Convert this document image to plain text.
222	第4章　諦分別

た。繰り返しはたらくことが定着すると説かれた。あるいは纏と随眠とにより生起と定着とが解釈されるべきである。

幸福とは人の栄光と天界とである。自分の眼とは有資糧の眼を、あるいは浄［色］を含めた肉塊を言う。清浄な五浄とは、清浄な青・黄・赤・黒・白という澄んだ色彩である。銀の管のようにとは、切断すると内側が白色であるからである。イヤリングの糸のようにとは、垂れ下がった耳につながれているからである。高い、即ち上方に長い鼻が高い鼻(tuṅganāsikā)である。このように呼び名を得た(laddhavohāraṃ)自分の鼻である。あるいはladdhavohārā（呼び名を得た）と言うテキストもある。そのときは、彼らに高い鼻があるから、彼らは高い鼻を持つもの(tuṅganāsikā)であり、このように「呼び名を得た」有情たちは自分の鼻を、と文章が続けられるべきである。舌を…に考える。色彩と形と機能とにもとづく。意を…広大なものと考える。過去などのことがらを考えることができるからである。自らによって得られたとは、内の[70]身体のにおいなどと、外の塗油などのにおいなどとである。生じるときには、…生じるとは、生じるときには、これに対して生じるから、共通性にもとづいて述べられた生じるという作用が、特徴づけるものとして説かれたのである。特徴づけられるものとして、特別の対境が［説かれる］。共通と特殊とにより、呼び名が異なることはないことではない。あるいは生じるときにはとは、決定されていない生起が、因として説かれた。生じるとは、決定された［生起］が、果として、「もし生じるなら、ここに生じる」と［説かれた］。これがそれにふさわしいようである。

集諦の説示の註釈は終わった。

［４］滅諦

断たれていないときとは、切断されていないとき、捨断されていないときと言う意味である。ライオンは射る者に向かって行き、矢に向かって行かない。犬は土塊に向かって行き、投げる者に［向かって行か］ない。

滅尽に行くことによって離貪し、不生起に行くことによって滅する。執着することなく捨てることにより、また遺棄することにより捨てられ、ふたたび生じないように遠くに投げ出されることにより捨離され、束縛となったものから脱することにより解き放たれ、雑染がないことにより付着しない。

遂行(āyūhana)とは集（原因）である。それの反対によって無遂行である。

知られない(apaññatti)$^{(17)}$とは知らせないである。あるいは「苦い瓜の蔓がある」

--------------------------------

## [TASK TO CARRY OUT]
Reproduce the data shown above exactly.

## [SOLUTION TO THIS EXERCISE]
Convert this document image to plain text.
222	第4章　諦分別

た。繰り返しはたらくことが定着すると説かれた。あるいは纏と随眠とにより生起と定着とが解釈されるべきである。

幸福とは人の栄光と天界とである。自分の眼とは有資糧の眼を、あるいは浄［色］を含めた肉塊を言う。清浄な五浄とは、清浄な青・黄・赤・黒・白という澄んだ色彩である。銀の管のようにとは、切断すると内側が白色であるからである。イヤリングの糸のようにとは、垂れ下がった耳につながれているからである。高い、即ち上方に長い鼻が高い鼻(tuṅganāsikā)である。このように呼び名を得た(laddhavohāraṃ)自分の鼻である。あるいはladdhavohārā（呼び名を得た）と言うテキストもある。そのときは、彼らに高い鼻があるから、彼らは高い鼻を持つもの(tuṅganāsikā)であり、このように「呼び名を得た」有情たちは自分の鼻を、と文章が続けられるべきである。舌を…に考える。色彩と形と機能とにもとづく。意を…広大なものと考える。過去などのことがらを考えることができるからである。自らによって得られたとは、内の[70]身体のにおいなどと、外の塗油などのにおいなどとである。生じるときには、…生じるとは、生じるときには、これに対して生じるから、共通性にもとづいて述べられた生じるという作用が、特徴づけるものとして説かれたのである。特徴づけられるものとして、特別の対境が［説かれる］。共通と特殊とにより、呼び名が異なることはないことではない。あるいは生じるときにはとは、決定されていない生起が、因として説かれた。生じるとは、決定された［生起］が、果として、「もし生じるなら、ここに生じる」と［説かれた］。これがそれにふさわしいようである。

集諦の説示の註釈は終わった。

［４］滅諦

断たれていないときとは、切断されていないとき、捨断されていないときと言う意味である。ライオンは射る者に向かって行き、矢に向かって行かない。犬は土塊に向かって行き、投げる者に［向かって行か］ない。

滅尽に行くことによって離貪し、不生起に行くことによって滅する。執着することなく捨てることにより、また遺棄することにより捨てられ、ふたたび生じないように遠くに投げ出されることにより捨離され、束縛となったものから脱することにより解き放たれ、雑染がないことにより付着しない。

遂行(āyūhana)とは集（原因）である。それの反対によって無遂行である。

知られない(apaññatti)$^{(17)}$とは知らせないである。あるいは「苦い瓜の蔓がある」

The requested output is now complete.